What you need to do => Search the material for the string "ประจำป", then return every line where it is found.

Dataset records =>
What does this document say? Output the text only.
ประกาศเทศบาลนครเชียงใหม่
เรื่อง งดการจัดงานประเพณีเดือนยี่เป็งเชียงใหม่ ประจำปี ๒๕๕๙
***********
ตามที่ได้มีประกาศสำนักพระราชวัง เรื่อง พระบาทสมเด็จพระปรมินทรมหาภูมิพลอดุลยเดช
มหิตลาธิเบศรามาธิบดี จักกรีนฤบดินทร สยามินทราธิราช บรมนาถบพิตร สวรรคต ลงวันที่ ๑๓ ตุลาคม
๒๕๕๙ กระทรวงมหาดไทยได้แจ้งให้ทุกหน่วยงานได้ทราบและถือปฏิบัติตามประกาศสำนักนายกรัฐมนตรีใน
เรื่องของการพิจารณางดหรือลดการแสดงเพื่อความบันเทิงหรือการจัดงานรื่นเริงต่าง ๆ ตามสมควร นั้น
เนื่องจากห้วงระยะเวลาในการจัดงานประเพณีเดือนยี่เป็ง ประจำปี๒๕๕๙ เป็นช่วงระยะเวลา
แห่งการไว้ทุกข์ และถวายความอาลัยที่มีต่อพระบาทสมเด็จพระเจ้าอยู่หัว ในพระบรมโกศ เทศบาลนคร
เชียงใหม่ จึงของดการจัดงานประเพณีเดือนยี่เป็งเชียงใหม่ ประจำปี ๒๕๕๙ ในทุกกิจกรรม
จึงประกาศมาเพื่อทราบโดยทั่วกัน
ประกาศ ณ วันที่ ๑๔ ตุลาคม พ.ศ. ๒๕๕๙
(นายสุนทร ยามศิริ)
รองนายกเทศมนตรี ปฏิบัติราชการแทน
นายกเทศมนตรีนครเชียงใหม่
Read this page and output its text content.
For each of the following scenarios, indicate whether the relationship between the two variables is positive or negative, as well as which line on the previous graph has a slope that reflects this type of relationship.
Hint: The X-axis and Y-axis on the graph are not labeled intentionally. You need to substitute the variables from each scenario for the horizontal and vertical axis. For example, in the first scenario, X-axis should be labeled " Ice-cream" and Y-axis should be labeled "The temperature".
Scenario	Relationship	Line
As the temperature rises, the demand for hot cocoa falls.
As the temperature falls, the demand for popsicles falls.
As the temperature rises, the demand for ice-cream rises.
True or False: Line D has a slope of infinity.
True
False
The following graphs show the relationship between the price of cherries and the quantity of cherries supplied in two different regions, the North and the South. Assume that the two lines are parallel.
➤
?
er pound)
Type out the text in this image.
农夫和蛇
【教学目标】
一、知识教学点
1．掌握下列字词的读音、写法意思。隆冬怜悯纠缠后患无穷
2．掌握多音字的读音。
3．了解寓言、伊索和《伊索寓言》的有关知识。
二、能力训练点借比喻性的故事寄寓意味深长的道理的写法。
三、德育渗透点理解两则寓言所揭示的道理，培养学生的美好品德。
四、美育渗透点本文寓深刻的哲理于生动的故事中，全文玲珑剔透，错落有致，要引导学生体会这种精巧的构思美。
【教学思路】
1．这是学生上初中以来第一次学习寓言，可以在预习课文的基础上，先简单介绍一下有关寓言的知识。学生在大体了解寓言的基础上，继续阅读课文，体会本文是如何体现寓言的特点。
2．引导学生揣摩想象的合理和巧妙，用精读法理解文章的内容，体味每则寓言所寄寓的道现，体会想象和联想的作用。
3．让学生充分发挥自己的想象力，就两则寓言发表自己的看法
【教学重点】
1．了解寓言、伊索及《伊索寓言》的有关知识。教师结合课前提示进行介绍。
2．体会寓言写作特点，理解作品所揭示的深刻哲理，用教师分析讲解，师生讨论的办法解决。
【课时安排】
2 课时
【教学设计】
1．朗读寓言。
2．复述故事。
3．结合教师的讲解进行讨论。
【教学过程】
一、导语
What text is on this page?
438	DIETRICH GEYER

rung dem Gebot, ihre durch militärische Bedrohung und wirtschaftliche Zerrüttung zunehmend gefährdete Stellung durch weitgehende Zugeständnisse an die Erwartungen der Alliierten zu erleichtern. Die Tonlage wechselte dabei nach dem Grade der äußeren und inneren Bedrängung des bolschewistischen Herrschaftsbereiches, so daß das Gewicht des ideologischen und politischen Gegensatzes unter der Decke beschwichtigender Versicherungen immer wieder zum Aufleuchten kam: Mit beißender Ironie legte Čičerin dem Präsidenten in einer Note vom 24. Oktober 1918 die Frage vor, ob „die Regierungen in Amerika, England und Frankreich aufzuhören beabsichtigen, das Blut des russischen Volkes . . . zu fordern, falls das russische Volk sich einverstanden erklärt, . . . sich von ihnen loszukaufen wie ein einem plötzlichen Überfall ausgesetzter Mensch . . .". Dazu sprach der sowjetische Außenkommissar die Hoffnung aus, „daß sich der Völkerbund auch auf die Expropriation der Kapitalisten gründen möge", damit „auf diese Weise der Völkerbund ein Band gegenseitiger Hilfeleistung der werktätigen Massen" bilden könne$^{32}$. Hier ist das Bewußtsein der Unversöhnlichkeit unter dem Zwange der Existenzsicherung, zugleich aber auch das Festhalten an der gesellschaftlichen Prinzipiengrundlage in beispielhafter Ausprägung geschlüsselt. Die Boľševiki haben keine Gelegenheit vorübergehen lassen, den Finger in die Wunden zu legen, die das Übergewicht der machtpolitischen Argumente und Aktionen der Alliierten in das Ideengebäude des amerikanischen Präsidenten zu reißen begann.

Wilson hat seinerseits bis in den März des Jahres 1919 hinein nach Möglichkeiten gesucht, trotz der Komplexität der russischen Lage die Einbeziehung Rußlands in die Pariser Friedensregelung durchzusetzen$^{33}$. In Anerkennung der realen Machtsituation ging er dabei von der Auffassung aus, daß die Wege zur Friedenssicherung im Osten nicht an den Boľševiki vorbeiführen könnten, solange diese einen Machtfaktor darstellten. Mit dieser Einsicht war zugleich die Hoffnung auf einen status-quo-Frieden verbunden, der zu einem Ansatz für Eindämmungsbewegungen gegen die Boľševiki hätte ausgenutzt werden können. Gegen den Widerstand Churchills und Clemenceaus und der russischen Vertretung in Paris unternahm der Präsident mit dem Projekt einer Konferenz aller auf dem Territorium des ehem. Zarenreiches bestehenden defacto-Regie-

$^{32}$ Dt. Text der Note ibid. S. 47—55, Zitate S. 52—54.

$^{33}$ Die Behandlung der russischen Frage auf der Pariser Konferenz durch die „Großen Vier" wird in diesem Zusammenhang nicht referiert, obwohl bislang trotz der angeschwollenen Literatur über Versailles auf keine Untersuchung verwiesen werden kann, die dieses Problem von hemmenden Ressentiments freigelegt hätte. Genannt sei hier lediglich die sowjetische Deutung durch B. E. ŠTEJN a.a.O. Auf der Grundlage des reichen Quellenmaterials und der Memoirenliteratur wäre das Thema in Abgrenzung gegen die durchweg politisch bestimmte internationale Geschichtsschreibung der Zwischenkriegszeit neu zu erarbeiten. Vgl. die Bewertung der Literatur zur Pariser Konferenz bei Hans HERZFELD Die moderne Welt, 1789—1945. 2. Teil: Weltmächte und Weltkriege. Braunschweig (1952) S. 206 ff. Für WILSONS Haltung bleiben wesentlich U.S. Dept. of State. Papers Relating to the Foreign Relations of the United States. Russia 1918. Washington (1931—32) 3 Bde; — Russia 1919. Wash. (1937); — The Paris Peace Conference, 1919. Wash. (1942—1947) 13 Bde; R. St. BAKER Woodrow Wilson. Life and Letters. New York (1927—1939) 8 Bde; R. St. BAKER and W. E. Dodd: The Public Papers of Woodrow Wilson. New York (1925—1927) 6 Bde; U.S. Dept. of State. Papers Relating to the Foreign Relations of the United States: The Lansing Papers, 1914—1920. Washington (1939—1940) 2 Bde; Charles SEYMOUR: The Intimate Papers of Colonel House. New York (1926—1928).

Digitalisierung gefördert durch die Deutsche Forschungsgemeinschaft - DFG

Response =>
เรื่อง งดการจัดงานประเพณีเดือนยี่เป็งเชียงใหม่ ประจำปี ๒๕๕๙
เนื่องจากห้วงระยะเวลาในการจัดงานประเพณีเดือนยี่เป็ง ประจำปี๒๕๕๙ เป็นช่วงระยะเวลา
เชียงใหม่ จึงของดการจัดงานประเพณีเดือนยี่เป็งเชียงใหม่ ประจำปี ๒๕๕๙ ในทุกกิจกรรม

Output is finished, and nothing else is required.